### TASK DIRECTIONS
Treat the line containing "Type out the text in this image." as the first line and the final line of the material below as the last; reproduce that range exactly.

--- START ---

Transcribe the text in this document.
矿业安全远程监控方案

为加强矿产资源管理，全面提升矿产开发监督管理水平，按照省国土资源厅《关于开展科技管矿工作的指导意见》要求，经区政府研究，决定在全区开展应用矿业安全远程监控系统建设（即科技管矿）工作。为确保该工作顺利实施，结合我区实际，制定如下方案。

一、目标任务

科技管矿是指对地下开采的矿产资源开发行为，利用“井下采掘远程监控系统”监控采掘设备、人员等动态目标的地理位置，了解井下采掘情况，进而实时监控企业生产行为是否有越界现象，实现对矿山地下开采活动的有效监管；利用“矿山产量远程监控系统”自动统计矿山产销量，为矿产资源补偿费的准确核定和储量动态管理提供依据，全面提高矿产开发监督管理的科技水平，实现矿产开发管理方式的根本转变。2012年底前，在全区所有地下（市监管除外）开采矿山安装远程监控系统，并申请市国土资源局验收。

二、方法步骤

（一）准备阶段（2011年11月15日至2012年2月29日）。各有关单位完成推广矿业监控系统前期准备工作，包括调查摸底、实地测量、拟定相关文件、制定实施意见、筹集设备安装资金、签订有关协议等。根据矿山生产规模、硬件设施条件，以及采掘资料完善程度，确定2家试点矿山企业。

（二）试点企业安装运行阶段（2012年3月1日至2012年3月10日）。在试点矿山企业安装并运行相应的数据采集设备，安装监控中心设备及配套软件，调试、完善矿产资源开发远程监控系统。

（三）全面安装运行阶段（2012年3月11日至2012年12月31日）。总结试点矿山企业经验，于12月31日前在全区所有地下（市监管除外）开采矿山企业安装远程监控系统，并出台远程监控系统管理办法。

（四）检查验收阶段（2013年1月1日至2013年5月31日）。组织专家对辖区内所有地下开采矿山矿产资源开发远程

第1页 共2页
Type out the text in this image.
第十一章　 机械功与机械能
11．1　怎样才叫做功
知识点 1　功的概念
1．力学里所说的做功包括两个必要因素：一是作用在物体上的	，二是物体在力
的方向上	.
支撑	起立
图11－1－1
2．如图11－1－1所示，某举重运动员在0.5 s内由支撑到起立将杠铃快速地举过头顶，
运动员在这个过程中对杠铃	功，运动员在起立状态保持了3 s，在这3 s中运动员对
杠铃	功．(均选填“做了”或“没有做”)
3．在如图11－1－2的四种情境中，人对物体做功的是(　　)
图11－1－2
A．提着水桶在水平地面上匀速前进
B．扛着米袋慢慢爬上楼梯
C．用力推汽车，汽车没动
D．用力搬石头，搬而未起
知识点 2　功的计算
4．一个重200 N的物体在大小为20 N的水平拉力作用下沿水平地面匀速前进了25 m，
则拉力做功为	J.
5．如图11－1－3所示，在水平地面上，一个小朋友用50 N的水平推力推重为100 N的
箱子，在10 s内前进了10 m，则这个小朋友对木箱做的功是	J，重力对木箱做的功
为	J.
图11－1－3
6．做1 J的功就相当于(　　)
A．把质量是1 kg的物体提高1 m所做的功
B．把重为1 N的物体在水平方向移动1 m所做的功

--- END ---

### OUTPUT OF THE TASK
Type out the text in this image.
第十一章　 机械功与机械能
11．1　怎样才叫做功
知识点 1　功的概念
1．力学里所说的做功包括两个必要因素：一是作用在物体上的	，二是物体在力
的方向上	.
支撑	起立
图11－1－1
2．如图11－1－1所示，某举重运动员在0.5 s内由支撑到起立将杠铃快速地举过头顶，
运动员在这个过程中对杠铃	功，运动员在起立状态保持了3 s，在这3 s中运动员对
杠铃	功．(均选填“做了”或“没有做”)
3．在如图11－1－2的四种情境中，人对物体做功的是(　　)
图11－1－2
A．提着水桶在水平地面上匀速前进
B．扛着米袋慢慢爬上楼梯
C．用力推汽车，汽车没动
D．用力搬石头，搬而未起
知识点 2　功的计算
4．一个重200 N的物体在大小为20 N的水平拉力作用下沿水平地面匀速前进了25 m，
则拉力做功为	J.
5．如图11－1－3所示，在水平地面上，一个小朋友用50 N的水平推力推重为100 N的
箱子，在10 s内前进了10 m，则这个小朋友对木箱做的功是	J，重力对木箱做的功
为	J.
图11－1－3
6．做1 J的功就相当于(　　)
A．把质量是1 kg的物体提高1 m所做的功
B．把重为1 N的物体在水平方向移动1 m所做的功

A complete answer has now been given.